— begin —

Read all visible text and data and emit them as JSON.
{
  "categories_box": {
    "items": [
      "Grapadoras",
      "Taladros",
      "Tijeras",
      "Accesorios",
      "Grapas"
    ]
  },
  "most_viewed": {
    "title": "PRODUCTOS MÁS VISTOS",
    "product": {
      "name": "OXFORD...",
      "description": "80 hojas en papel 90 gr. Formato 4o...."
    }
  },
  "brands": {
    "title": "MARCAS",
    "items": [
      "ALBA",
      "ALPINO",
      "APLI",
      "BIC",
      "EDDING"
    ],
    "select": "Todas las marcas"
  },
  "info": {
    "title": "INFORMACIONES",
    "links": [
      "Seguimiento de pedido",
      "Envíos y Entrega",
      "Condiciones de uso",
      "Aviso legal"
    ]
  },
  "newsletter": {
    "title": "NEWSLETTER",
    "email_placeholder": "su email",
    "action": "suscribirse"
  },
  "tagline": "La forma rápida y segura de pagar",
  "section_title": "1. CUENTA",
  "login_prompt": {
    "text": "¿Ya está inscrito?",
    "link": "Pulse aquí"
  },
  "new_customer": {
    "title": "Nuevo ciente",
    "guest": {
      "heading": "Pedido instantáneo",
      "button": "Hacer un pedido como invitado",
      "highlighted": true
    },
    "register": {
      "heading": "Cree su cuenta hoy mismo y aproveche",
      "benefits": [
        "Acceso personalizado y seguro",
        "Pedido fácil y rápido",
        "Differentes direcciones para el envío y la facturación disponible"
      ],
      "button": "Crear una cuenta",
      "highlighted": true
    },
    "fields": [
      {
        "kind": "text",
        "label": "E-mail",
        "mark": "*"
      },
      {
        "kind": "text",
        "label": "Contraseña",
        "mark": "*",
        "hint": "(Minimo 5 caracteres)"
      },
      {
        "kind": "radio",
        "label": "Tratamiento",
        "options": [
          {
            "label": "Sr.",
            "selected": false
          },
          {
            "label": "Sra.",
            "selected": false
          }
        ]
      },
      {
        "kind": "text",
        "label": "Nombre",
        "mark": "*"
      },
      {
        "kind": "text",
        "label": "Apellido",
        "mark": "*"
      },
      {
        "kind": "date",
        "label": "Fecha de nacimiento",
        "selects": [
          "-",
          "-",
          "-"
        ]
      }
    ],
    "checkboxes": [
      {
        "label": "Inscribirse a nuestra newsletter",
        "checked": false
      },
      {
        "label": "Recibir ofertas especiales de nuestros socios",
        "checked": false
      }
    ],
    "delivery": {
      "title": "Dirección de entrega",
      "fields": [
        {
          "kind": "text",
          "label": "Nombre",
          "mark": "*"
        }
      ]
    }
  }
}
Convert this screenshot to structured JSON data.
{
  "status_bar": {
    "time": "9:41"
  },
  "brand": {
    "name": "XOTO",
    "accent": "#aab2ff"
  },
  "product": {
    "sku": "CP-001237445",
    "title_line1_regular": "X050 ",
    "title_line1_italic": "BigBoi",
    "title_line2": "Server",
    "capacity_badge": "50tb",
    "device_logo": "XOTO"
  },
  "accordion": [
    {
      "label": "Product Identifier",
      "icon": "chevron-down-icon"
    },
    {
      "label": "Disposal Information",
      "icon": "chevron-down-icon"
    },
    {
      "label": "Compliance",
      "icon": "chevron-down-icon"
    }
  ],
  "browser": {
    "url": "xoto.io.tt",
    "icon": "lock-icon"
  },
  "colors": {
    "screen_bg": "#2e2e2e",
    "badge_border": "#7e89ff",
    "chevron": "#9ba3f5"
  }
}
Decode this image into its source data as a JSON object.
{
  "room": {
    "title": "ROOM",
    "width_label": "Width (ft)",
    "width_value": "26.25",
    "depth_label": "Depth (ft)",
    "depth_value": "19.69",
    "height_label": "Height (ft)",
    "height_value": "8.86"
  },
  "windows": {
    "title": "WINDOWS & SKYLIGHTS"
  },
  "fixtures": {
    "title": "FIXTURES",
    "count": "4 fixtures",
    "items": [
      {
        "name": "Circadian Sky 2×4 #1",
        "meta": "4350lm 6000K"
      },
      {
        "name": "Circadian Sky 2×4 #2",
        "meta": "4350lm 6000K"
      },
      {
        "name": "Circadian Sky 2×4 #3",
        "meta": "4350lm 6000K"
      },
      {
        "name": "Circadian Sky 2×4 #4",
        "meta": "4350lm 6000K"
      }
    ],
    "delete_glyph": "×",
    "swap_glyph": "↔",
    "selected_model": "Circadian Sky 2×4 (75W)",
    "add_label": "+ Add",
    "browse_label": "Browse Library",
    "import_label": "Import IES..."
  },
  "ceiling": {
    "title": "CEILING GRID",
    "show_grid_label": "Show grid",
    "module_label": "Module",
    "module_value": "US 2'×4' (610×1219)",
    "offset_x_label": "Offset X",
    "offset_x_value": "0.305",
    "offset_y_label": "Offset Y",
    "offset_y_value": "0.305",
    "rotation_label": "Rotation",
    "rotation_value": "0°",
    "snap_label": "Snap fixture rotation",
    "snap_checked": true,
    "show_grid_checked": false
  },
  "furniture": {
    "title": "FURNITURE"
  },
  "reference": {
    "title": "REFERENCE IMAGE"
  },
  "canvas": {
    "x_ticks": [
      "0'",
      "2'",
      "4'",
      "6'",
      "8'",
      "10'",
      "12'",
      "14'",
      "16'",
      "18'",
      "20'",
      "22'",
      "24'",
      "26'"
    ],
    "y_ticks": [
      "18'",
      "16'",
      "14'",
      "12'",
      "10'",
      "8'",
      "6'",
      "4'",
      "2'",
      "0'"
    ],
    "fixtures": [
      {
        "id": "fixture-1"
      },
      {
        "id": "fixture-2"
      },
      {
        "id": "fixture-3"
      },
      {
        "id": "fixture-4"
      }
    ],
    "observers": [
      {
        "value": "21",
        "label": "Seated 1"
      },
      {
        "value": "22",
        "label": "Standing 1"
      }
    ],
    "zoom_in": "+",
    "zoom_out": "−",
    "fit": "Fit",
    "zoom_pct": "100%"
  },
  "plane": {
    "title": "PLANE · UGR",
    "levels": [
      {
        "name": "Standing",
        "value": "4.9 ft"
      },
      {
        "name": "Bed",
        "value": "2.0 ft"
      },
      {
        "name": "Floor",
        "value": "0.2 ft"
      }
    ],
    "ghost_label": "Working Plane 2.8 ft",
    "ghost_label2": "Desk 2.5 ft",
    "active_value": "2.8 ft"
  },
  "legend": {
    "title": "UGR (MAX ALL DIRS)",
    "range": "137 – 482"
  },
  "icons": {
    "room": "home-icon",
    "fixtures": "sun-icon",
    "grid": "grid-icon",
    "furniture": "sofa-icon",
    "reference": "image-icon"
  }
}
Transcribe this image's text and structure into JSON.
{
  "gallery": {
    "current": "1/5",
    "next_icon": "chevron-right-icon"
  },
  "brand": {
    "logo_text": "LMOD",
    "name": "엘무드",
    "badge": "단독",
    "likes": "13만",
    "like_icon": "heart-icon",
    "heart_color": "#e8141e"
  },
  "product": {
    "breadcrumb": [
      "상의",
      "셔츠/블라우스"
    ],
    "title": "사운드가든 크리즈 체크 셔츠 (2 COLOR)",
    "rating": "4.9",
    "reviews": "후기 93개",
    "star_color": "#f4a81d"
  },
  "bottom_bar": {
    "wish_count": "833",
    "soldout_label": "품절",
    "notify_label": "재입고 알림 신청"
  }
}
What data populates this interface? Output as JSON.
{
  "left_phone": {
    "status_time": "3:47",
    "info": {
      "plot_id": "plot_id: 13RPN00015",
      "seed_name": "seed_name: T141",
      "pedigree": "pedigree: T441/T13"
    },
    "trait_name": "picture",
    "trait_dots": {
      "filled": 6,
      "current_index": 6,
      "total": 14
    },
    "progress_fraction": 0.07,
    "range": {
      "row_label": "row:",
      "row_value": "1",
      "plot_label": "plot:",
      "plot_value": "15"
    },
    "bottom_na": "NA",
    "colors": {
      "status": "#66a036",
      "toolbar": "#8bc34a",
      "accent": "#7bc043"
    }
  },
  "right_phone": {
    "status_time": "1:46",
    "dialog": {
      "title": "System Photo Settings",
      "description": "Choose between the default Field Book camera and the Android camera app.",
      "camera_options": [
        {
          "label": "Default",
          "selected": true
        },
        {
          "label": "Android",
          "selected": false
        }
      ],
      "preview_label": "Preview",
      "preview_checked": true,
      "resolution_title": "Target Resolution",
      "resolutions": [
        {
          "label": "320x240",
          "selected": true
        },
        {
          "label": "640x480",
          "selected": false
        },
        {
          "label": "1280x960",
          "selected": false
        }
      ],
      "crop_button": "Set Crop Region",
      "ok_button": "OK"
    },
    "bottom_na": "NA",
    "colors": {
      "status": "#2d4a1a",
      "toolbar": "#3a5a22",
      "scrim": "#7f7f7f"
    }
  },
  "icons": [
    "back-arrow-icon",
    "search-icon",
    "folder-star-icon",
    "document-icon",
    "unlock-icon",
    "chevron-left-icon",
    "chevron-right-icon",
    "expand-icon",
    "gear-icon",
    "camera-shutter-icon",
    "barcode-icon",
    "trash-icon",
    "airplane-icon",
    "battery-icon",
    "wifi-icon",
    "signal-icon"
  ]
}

— end —

Description of the task: Reply with one number: the count of lines in the entries that include the word "Circadian".

Exercise answer: 5